- Requirement -
Return the count of lines with the string "Degrees" in them, and nothing else.

---

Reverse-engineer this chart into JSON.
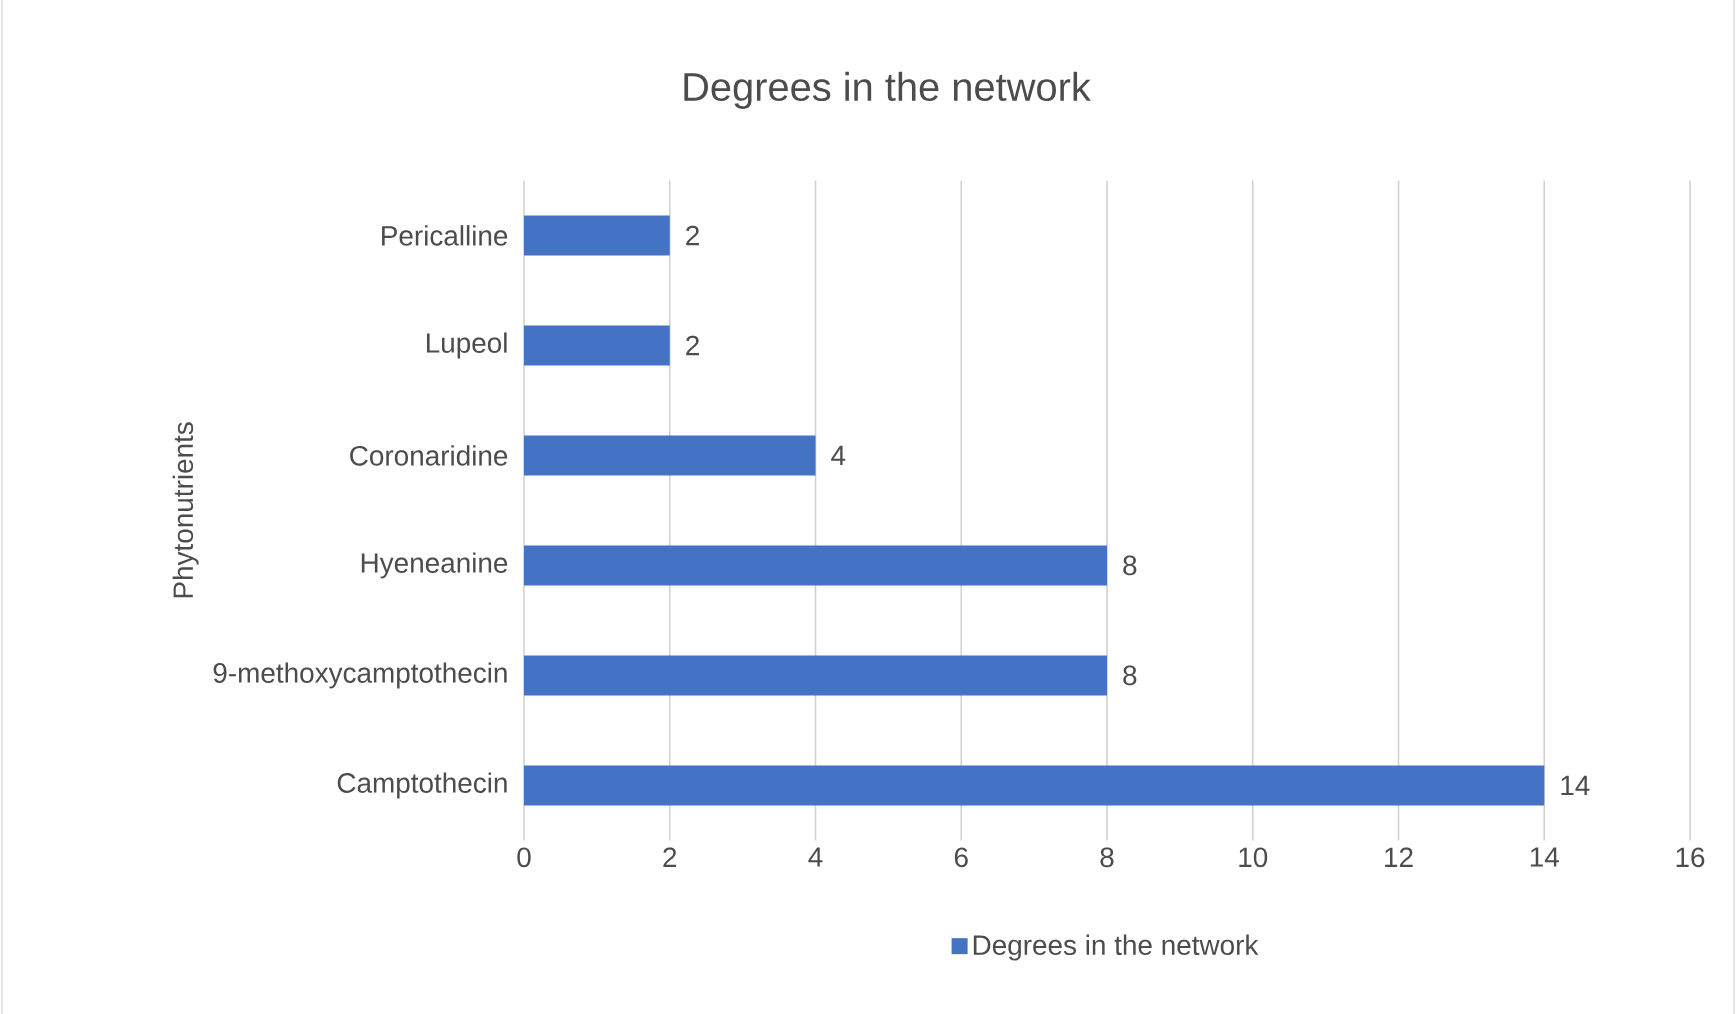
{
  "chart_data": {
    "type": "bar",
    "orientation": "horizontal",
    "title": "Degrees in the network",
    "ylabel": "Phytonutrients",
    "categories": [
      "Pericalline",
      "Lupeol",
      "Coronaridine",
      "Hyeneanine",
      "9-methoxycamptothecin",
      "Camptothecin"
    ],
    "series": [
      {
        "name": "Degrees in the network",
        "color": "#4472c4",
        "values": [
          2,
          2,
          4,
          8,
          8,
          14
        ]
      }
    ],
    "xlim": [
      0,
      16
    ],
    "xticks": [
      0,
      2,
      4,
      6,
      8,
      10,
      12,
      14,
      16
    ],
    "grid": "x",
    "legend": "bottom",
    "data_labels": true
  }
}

---

- Worked solution -
2